**Task statement:**
Omit all images, then return the remaining material exactly as it stands.

**Entries provided:**
╭──
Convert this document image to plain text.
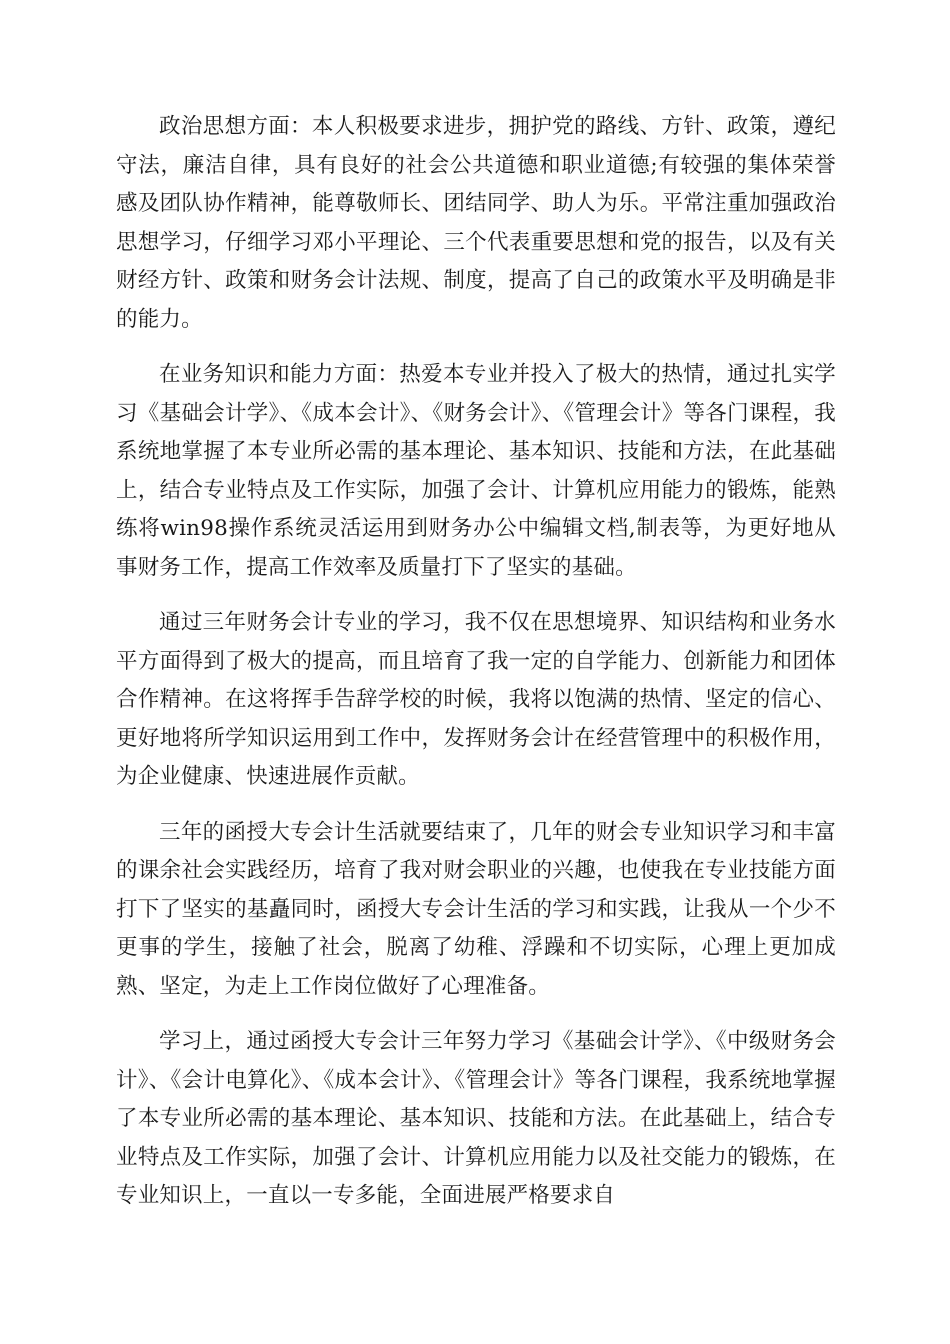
政治思想方面：本人积极要求进步，拥护党的路线、方针、政策，遵纪守法，廉洁自律，具有良好的社会公共道德和职业道德;有较强的集体荣誉感及团队协作精神，能尊敬师长、团结同学、助人为乐。平常注重加强政治思想学习，仔细学习邓小平理论、三个代表重要思想和党的报告，以及有关财经方针、政策和财务会计法规、制度，提高了自己的政策水平及明确是非的能力。

在业务知识和能力方面：热爱本专业并投入了极大的热情，通过扎实学习《基础会计学》、《成本会计》、《财务会计》、《管理会计》等各门课程，我系统地掌握了本专业所必需的基本理论、基本知识、技能和方法，在此基础上，结合专业特点及工作实际，加强了会计、计算机应用能力的锻炼，能熟练将win98操作系统灵活运用到财务办公中编辑文档,制表等，为更好地从事财务工作，提高工作效率及质量打下了坚实的基础。

通过三年财务会计专业的学习，我不仅在思想境界、知识结构和业务水平方面得到了极大的提高，而且培育了我一定的自学能力、创新能力和团体合作精神。在这将挥手告辞学校的时候，我将以饱满的热情、坚定的信心、更好地将所学知识运用到工作中，发挥财务会计在经营管理中的积极作用，为企业健康、快速进展作贡献。

三年的函授大专会计生活就要结束了，几年的财会专业知识学习和丰富的课余社会实践经历，培育了我对财会职业的兴趣，也使我在专业技能方面打下了坚实的基矗同时，函授大专会计生活的学习和实践，让我从一个少不更事的学生，接触了社会，脱离了幼稚、浮躁和不切实际，心理上更加成熟、坚定，为走上工作岗位做好了心理准备。

学习上，通过函授大专会计三年努力学习《基础会计学》、《中级财务会计》、《会计电算化》、《成本会计》、《管理会计》等各门课程，我系统地掌握了本专业所必需的基本理论、基本知识、技能和方法。在此基础上，结合专业特点及工作实际，加强了会计、计算机应用能力以及社交能力的锻炼，在专业知识上，一直以一专多能，全面进展严格要求自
╰──
**Full solution:**
Convert this document image to plain text.
政治思想方面：本人积极要求进步，拥护党的路线、方针、政策，遵纪守法，廉洁自律，具有良好的社会公共道德和职业道德;有较强的集体荣誉感及团队协作精神，能尊敬师长、团结同学、助人为乐。平常注重加强政治思想学习，仔细学习邓小平理论、三个代表重要思想和党的报告，以及有关财经方针、政策和财务会计法规、制度，提高了自己的政策水平及明确是非的能力。

在业务知识和能力方面：热爱本专业并投入了极大的热情，通过扎实学习《基础会计学》、《成本会计》、《财务会计》、《管理会计》等各门课程，我系统地掌握了本专业所必需的基本理论、基本知识、技能和方法，在此基础上，结合专业特点及工作实际，加强了会计、计算机应用能力的锻炼，能熟练将win98操作系统灵活运用到财务办公中编辑文档,制表等，为更好地从事财务工作，提高工作效率及质量打下了坚实的基础。

通过三年财务会计专业的学习，我不仅在思想境界、知识结构和业务水平方面得到了极大的提高，而且培育了我一定的自学能力、创新能力和团体合作精神。在这将挥手告辞学校的时候，我将以饱满的热情、坚定的信心、更好地将所学知识运用到工作中，发挥财务会计在经营管理中的积极作用，为企业健康、快速进展作贡献。

三年的函授大专会计生活就要结束了，几年的财会专业知识学习和丰富的课余社会实践经历，培育了我对财会职业的兴趣，也使我在专业技能方面打下了坚实的基矗同时，函授大专会计生活的学习和实践，让我从一个少不更事的学生，接触了社会，脱离了幼稚、浮躁和不切实际，心理上更加成熟、坚定，为走上工作岗位做好了心理准备。

学习上，通过函授大专会计三年努力学习《基础会计学》、《中级财务会计》、《会计电算化》、《成本会计》、《管理会计》等各门课程，我系统地掌握了本专业所必需的基本理论、基本知识、技能和方法。在此基础上，结合专业特点及工作实际，加强了会计、计算机应用能力以及社交能力的锻炼，在专业知识上，一直以一专多能，全面进展严格要求自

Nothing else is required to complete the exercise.